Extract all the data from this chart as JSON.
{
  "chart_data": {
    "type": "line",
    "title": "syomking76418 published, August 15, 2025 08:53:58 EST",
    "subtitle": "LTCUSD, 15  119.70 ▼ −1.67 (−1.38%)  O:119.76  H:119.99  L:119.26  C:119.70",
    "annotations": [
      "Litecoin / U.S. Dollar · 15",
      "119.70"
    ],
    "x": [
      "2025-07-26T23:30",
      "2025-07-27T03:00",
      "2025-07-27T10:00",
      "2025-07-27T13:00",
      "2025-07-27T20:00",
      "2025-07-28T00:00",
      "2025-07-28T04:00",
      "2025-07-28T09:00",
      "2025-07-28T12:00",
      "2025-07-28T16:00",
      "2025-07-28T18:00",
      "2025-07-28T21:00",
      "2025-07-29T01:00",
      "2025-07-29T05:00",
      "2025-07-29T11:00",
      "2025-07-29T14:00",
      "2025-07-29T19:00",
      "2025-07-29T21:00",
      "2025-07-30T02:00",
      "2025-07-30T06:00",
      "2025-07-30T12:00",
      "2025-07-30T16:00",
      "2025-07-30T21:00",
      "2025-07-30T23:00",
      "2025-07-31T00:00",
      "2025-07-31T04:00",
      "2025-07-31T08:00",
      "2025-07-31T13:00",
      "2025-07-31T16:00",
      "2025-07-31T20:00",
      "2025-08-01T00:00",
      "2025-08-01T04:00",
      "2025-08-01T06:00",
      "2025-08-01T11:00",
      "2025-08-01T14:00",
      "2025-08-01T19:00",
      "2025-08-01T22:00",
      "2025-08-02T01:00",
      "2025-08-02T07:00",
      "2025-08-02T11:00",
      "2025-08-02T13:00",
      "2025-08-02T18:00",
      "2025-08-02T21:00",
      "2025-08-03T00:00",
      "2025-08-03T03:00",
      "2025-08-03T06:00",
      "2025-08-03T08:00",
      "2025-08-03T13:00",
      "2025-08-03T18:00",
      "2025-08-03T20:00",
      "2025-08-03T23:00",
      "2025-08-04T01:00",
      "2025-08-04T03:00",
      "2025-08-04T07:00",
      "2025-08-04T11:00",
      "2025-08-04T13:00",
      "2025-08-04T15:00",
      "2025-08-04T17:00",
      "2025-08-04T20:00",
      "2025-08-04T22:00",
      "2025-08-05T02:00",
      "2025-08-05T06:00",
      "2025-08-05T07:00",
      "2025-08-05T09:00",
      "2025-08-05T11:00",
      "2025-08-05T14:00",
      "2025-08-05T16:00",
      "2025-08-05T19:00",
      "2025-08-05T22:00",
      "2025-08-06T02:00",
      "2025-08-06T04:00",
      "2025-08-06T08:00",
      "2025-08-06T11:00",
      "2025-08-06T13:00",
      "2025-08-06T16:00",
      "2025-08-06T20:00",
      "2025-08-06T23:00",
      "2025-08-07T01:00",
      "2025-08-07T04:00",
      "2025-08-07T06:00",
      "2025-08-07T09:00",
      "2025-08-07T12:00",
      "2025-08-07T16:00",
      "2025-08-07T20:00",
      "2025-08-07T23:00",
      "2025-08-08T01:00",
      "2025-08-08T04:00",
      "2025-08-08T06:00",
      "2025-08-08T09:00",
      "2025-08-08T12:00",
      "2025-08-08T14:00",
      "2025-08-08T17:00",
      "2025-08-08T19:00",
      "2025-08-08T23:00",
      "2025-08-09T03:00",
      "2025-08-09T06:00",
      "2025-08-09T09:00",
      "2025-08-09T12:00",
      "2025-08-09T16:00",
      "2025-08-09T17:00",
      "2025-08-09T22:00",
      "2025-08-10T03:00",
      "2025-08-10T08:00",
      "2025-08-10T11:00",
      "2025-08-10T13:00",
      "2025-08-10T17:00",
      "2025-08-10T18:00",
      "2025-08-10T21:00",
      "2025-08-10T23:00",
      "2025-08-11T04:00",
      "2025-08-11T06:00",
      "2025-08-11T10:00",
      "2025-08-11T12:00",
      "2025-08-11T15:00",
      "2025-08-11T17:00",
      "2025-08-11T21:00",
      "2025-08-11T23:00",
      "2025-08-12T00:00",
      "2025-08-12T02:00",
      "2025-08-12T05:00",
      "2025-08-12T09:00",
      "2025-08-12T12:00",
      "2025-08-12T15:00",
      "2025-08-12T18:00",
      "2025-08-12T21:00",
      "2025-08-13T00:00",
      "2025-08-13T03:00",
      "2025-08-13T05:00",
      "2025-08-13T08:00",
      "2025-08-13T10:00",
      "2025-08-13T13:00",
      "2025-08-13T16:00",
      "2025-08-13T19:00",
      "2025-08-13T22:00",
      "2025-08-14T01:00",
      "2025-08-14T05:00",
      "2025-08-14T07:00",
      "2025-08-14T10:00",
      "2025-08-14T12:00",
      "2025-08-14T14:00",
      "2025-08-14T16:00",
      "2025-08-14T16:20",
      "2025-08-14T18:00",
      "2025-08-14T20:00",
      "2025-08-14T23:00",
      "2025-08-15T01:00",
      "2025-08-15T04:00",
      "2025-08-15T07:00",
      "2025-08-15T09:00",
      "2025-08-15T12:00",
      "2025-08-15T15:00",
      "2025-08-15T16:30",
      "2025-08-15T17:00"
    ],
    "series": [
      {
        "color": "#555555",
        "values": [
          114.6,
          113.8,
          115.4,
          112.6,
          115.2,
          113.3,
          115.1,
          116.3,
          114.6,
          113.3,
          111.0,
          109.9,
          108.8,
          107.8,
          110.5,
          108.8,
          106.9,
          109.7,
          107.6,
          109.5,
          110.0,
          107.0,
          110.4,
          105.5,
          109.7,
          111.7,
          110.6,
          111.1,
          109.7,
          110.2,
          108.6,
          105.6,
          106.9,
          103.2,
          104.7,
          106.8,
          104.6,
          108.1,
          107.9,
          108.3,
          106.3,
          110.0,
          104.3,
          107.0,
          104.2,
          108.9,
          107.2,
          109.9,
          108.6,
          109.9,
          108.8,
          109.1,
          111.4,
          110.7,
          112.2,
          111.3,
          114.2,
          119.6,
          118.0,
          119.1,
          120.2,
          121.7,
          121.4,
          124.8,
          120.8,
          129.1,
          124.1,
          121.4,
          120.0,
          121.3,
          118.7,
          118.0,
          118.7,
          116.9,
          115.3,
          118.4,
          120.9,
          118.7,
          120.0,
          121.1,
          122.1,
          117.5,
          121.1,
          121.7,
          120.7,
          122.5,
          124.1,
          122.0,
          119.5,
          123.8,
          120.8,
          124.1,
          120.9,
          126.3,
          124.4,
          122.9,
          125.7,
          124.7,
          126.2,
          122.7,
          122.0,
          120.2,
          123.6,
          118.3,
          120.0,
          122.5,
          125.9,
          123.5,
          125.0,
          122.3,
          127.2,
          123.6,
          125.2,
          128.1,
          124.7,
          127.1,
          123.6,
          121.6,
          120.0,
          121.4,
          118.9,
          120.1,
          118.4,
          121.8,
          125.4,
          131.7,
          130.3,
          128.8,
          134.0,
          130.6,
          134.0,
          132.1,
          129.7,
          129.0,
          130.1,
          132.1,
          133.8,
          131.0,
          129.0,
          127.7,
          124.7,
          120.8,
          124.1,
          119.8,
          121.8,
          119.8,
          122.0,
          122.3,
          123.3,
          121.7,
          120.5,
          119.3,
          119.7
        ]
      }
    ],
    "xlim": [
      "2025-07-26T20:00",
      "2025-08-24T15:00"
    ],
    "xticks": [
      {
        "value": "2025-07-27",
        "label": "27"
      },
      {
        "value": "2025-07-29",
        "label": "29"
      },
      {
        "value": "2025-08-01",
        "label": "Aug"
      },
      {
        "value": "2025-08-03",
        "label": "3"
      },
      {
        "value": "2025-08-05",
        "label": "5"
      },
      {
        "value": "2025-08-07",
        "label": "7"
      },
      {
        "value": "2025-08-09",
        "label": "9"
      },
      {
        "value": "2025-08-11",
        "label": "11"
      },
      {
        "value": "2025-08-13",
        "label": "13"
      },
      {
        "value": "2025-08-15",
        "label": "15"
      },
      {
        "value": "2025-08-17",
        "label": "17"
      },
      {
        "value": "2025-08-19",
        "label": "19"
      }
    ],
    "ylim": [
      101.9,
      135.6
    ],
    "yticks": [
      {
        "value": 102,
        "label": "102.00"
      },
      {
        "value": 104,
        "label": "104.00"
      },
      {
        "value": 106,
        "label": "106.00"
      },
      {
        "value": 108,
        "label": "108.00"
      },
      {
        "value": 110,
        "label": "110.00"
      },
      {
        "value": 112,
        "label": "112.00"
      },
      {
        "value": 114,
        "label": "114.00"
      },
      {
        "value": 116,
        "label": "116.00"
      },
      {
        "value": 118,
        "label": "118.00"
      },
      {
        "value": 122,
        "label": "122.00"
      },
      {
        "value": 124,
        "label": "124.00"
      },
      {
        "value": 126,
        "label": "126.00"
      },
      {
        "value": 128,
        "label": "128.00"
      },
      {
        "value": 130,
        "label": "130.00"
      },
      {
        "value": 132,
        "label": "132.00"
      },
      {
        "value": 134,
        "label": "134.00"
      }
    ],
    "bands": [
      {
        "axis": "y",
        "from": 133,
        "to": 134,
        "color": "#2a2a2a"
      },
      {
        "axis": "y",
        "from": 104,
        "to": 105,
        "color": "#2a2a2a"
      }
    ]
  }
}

* Problem to solve *
In the entries above, find every line holding the word "from" and copy it out.

* Solution for this problem *
Extract all the data from this chart as JSON.
        "from": 133,
        "from": 104,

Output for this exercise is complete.